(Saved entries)
----
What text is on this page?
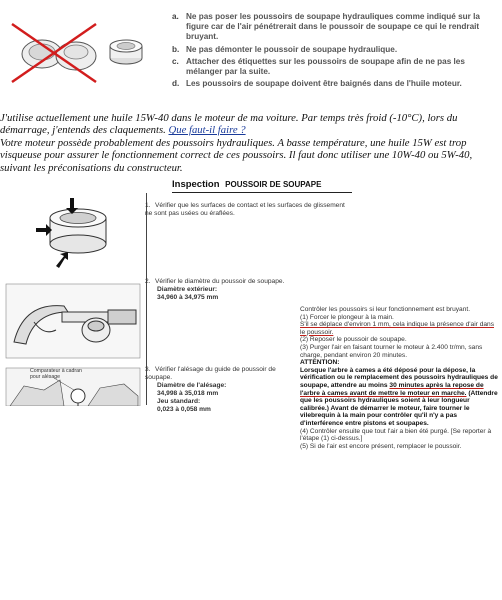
a. Ne pas poser les poussoirs de soupape hydrauliques comme indiqué sur la figure car de l'air pénétrerait dans le poussoir de soupape ce qui le rendrait bruyant.
b. Ne pas démonter le poussoir de soupape hydraulique.
c. Attacher des étiquettes sur les poussoirs de soupape afin de ne pas les mélanger par la suite.
d. Les poussoirs de soupape doivent être baignés dans de l'huile moteur.
J'utilise actuellement une huile 15W-40 dans le moteur de ma voiture. Par temps très froid (-10°C), lors du démarrage, j'entends des claquements. Que faut-il faire ?
Votre moteur possède probablement des poussoirs hydrauliques. A basse température, une huile 15W est trop visqueuse pour assurer le fonctionnement correct de ces poussoirs. Il faut donc utiliser une 10W-40 ou 5W-40, suivant les préconisations du constructeur.
Inspection POUSSOIR DE SOUPAPE
1. Vérifier que les surfaces de contact et les surfaces de glissement ne sont pas usées ou éraflées.
2. Vérifier le diamètre du poussoir de soupape.
Diamètre extérieur:
34,960 à 34,975 mm
Comparateur à cadran
pour alésage
3. Vérifier l'alésage du guide de poussoir de soupape.
Diamètre de l'alésage:
34,998 à 35,018 mm
Jeu standard:
0,023 à 0,058 mm
Contrôler les poussoirs si leur fonctionnement est bruyant.
(1) Forcer le plongeur à la main.
S'il se déplace d'environ 1 mm, cela indique la présence d'air dans le poussoir.
(2) Reposer le poussoir de soupape.
(3) Purger l'air en faisant tourner le moteur à 2.400 tr/mn, sans charge, pendant environ 20 minutes.
ATTENTION:
Lorsque l'arbre à cames a été déposé pour la dépose, la vérification ou le remplacement des poussoirs hydrauliques de soupape, attendre au moins 30 minutes après la repose de l'arbre à cames avant de mettre le moteur en marche. (Attendre que les poussoirs hydrauliques soient à leur longueur calibrée.) Avant de démarrer le moteur, faire tourner le vilebrequin à la main pour contrôler qu'il n'y a pas d'interférence entre pistons et soupapes.
(4) Contrôler ensuite que tout l'air a bien été purgé. [Se reporter à l'étape (1) ci-dessus.]
(5) Si de l'air est encore présent, remplacer le poussoir.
----
▸ Exercise: Extract every line of the records above that contains the word "fonctionnement".

▸ Solution to the problem:
Votre moteur possède probablement des poussoirs hydrauliques. A basse température, une huile 15W est trop visqueuse pour assurer le fonctionnement correct de ces poussoirs. Il faut donc utiliser une 10W-40 ou 5W-40, suivant les préconisations du constructeur.
Contrôler les poussoirs si leur fonctionnement est bruyant.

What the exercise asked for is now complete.